Da questo fatto realmente accaduto parte Ben Affeck per raccontare una delle operazioni più sensazionali che coinvolse in una cooperazione impensabile tra Canada, USA e Hollywood. Segretata fino al 1997, anno in cui Bill Clinton tolse il segreto di Stato sull’intera faccenda, l’operazione Argo si dimostra perfetta per trarne un film: un eroe/antieroe come protagonista (la cui vicenda privata pur caratterizzandolo non prevale mai rispetto al suo ruolo strategico), il tanto luccicante quanto finto mondo del cinema sullo sfondo, le agenzie dei diversi stati a coordinare l’operazione.
Il film inizia con una folgorante quanto adrenalinica scena di invasione e finisce con un’ansiogena liberazione, che fa letteralmente togliere il fiato. In mezzo la preparazione, tra ostacoli e facilitazioni, di un piano folle messo in piedi da Tony Mendez, specializzato in operazioni sotto copertura. L’estradizione, solitamente operata nel segreto e nel silenzio, viene questa volta pubblicizzata con tanto di conferenze stampa e giornalisti interessati. Possibile? Sì, perché il geniale piano di Mendez è quello di far credere a tutti, iraniani e americani compresi, l’imminente produzione di un film di fantascienza (il cui titolo è per l’appunto Argo e che molto richiama Star Wars) ambientato proprio in Iran, così facendo i sei rifugiati potranno tornare a casa fingendosi parte della troupe canadese in viaggio peri sopralluoghi del caso.
La trama di sicuro appeal non basta però a fare di Argo uno dei favoriti agli Oscar, ma la bravura di Affleck sta nell’usarla con estrema intelligenza riuscendo a renderla ancora più appetibile. Alla sua terza regia, dopo i convincenti Gone Baby Gone e The Town, l’attore ha confezionato Argo come un film anni ’70, con un manieristica attenzione verso i particolari (sia di scenografia che di attori, scelti in base alla somiglianza fisica con i veri protagonisti della vicenda, come si vede nei titoli di coda) che fanno piombare lo spettatore direttamente in quell’epoca: dai costumi, alle musiche –che vanno dai Led Zeppelin ai Dire Straits- fino alla stessa grana della fotografia e i titoli di testa con il vecchio logo della Warner, tutto è stato “invecchiato” e reso credibile.
La sensazione è proprio quella di vedere un vecchio film di spionaggio e operazioni segrete ma con molto sentimento in più, e aiutato da un cast equilibrato ma dal passato televisivo (menzione speciale per John Goodman e Alan Arkin, una coppia favolosa) e un finale come detto adrenalinico ma che sfocia nella commozione e nell’entusiasmo, Argo si prenota per fare incetta di premi.

◇ ◇ ◇ ◇

(ESERCIZIO ASSEGNATO 1): Trasforma in un elenco numerato le voci partendo dalla prima e arrivando alla riga che contiene "colorbar-tick-label: 10⁶ [716,106,729,115]", entrambe incluse, tralasciando le righe vuote.
Il testo e le voci riportate qui non hanno alcun legame tra loro.

◇ ◇ ◇ ◇

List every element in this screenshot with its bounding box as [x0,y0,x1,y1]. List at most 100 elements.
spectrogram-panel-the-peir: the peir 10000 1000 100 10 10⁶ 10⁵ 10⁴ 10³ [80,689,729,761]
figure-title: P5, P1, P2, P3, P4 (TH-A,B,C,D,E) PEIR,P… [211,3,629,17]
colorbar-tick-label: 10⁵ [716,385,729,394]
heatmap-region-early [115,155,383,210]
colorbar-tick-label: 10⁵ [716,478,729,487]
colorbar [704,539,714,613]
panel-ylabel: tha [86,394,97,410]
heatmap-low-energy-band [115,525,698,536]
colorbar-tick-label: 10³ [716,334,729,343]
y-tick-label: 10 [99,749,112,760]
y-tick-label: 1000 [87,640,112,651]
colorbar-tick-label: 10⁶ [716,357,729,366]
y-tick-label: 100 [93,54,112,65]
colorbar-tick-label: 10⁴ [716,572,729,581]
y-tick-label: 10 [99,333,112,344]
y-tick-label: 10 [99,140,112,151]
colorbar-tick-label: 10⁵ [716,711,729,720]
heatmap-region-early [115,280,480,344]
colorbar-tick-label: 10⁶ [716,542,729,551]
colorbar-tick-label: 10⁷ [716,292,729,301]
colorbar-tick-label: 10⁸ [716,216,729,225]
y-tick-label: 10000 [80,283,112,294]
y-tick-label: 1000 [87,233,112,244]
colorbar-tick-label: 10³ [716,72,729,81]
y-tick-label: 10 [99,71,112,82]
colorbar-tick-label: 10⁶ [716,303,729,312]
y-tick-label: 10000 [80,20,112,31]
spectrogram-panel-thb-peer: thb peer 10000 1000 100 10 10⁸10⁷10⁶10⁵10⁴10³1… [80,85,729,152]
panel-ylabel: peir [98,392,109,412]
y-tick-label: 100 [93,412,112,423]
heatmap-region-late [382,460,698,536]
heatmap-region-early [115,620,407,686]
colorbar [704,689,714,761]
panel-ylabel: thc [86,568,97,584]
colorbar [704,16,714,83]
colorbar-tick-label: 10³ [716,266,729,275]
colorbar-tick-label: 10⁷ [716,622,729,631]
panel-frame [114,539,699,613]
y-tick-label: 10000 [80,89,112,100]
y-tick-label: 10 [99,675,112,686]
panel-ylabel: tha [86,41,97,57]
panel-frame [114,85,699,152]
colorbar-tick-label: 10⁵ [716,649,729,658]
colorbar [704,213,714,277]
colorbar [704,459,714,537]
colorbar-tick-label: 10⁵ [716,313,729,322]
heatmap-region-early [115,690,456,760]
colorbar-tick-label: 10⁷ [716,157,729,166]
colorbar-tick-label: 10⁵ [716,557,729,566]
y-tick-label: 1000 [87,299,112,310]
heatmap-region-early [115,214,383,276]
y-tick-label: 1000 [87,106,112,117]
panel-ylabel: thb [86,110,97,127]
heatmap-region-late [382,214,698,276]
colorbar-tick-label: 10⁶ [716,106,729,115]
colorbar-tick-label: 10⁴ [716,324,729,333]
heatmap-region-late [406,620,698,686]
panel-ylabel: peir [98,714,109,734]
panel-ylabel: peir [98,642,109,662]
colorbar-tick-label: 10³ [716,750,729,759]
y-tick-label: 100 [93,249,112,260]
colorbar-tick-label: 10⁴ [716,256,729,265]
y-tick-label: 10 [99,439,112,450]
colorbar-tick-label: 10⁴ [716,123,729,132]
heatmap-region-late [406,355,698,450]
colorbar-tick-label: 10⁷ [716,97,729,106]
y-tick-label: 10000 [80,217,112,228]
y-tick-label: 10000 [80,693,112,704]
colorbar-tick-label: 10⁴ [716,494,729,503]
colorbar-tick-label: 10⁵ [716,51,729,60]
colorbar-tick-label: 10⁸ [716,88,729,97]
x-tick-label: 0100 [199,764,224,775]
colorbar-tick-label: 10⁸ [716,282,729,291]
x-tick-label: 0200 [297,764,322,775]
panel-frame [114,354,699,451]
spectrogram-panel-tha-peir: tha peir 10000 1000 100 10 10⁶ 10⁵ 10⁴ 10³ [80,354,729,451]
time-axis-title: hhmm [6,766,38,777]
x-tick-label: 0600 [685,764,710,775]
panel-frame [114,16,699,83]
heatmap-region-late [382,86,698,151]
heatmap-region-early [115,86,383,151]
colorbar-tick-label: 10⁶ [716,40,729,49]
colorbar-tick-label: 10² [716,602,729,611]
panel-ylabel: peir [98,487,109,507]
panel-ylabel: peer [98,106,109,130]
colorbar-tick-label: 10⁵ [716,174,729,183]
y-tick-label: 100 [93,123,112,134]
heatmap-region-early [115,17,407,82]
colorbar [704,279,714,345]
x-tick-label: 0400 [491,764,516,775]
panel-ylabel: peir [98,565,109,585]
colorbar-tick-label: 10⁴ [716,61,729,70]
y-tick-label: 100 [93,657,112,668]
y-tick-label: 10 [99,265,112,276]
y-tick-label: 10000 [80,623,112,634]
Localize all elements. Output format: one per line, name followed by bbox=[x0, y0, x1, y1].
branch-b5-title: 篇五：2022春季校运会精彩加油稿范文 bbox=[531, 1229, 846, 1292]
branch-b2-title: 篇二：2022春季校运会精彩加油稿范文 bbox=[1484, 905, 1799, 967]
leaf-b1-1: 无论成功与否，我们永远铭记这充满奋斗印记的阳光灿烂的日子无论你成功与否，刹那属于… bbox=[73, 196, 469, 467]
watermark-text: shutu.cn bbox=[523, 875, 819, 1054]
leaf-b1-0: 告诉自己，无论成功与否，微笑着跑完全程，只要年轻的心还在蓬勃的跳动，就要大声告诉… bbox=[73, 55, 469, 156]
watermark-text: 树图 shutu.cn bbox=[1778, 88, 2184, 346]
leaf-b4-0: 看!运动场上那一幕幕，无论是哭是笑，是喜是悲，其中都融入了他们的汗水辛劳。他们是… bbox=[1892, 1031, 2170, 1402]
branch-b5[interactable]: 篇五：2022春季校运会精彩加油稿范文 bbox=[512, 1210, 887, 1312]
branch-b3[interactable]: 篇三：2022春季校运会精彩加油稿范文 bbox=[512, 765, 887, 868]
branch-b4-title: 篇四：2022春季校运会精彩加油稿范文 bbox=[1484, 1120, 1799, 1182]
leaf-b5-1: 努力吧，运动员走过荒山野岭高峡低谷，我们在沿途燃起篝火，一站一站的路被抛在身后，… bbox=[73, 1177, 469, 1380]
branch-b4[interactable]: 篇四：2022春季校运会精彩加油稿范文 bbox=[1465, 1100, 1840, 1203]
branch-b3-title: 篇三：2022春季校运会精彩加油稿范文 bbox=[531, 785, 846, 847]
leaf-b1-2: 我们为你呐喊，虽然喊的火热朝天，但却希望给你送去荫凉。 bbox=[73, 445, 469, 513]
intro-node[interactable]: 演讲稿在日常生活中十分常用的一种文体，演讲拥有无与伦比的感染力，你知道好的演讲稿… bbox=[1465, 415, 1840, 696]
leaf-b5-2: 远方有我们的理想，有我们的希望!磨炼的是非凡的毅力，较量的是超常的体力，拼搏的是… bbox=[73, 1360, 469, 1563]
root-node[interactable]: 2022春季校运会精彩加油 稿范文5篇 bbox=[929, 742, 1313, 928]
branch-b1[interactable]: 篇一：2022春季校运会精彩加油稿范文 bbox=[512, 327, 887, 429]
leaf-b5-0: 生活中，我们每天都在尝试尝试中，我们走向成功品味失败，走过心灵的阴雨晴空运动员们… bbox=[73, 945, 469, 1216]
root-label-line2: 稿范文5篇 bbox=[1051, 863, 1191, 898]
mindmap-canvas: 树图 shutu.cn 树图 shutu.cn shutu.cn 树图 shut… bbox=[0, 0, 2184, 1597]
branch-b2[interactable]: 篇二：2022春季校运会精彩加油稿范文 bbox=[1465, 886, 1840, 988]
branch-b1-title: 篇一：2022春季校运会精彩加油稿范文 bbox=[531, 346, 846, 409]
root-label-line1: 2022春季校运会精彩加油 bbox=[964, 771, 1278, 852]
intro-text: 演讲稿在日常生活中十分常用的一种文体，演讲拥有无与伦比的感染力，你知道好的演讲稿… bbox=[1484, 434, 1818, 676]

◇ ◇ ◇ ◇

(ESERCIZIO ASSEGNATO 2): Riscrivi in forma di elenco il paragrafo della recensione di Argo che comincia con "La trama di sicuro appeal", conservandone i fatti principali.

(RISPOSTA COMPLETA 1):
1. List every element in this screenshot with its bounding box as [x0,y0,x1,y1]. List at most 100 elements.
2. spectrogram-panel-the-peir: the peir 10000 1000 100 10 10⁶ 10⁵ 10⁴ 10³ [80,689,729,761]
3. figure-title: P5, P1, P2, P3, P4 (TH-A,B,C,D,E) PEIR,P… [211,3,629,17]
4. colorbar-tick-label: 10⁵ [716,385,729,394]
5. heatmap-region-early [115,155,383,210]
6. colorbar-tick-label: 10⁵ [716,478,729,487]
7. colorbar [704,539,714,613]
8. panel-ylabel: tha [86,394,97,410]
9. heatmap-low-energy-band [115,525,698,536]
10. colorbar-tick-label: 10³ [716,334,729,343]
11. y-tick-label: 10 [99,749,112,760]
12. y-tick-label: 1000 [87,640,112,651]
13. colorbar-tick-label: 10⁶ [716,357,729,366]
14. y-tick-label: 100 [93,54,112,65]
15. colorbar-tick-label: 10⁴ [716,572,729,581]
16. y-tick-label: 10 [99,333,112,344]
17. y-tick-label: 10 [99,140,112,151]
18. colorbar-tick-label: 10⁵ [716,711,729,720]
19. heatmap-region-early [115,280,480,344]
20. colorbar-tick-label: 10⁶ [716,542,729,551]
21. colorbar-tick-label: 10⁷ [716,292,729,301]
22. colorbar-tick-label: 10⁸ [716,216,729,225]
23. y-tick-label: 10000 [80,283,112,294]
24. y-tick-label: 1000 [87,233,112,244]
25. colorbar-tick-label: 10³ [716,72,729,81]
26. y-tick-label: 10 [99,71,112,82]
27. colorbar-tick-label: 10⁶ [716,303,729,312]
28. y-tick-label: 10000 [80,20,112,31]
29. spectrogram-panel-thb-peer: thb peer 10000 1000 100 10 10⁸10⁷10⁶10⁵10⁴10³1… [80,85,729,152]
30. panel-ylabel: peir [98,392,109,412]
31. y-tick-label: 100 [93,412,112,423]
32. heatmap-region-late [382,460,698,536]
33. heatmap-region-early [115,620,407,686]
34. colorbar [704,689,714,761]
35. panel-ylabel: thc [86,568,97,584]
36. colorbar [704,16,714,83]
37. colorbar-tick-label: 10³ [716,266,729,275]
38. colorbar-tick-label: 10⁷ [716,622,729,631]
39. panel-frame [114,539,699,613]
40. y-tick-label: 10000 [80,89,112,100]
41. y-tick-label: 10 [99,675,112,686]
42. panel-ylabel: tha [86,41,97,57]
43. panel-frame [114,85,699,152]
44. colorbar-tick-label: 10⁵ [716,649,729,658]
45. colorbar [704,213,714,277]
46. colorbar [704,459,714,537]
47. colorbar-tick-label: 10⁵ [716,313,729,322]
48. heatmap-region-early [115,690,456,760]
49. colorbar-tick-label: 10⁷ [716,157,729,166]
50. colorbar-tick-label: 10⁵ [716,557,729,566]
51. y-tick-label: 1000 [87,299,112,310]
52. heatmap-region-early [115,214,383,276]
53. y-tick-label: 1000 [87,106,112,117]
54. panel-ylabel: thb [86,110,97,127]
55. heatmap-region-late [382,214,698,276]
56. colorbar-tick-label: 10⁶ [716,106,729,115]

(RISPOSTA COMPLETA 2):
- La trama da sola non basta a fare di Argo uno dei favoriti agli Oscar. Il merito di Affleck sta nell'usarla con estrema intelligenza, rendendola ancora più appetibile.
- Argo è la sua terza regia, dopo Gone Baby Gone e The Town.
- Il film è confezionato come un film anni '70, con un'attenzione manieristica ai particolari di scenografia e di attori.
- Gli attori sono stati scelti in base alla somiglianza fisica con i veri protagonisti, come si vede nei titoli di coda.
- Costumi, musiche (dai Led Zeppelin ai Dire Straits), grana della fotografia e titoli di testa con il vecchio logo della Warner sono stati "invecchiati" e resi credibili, così da portare lo spettatore in quell'epoca.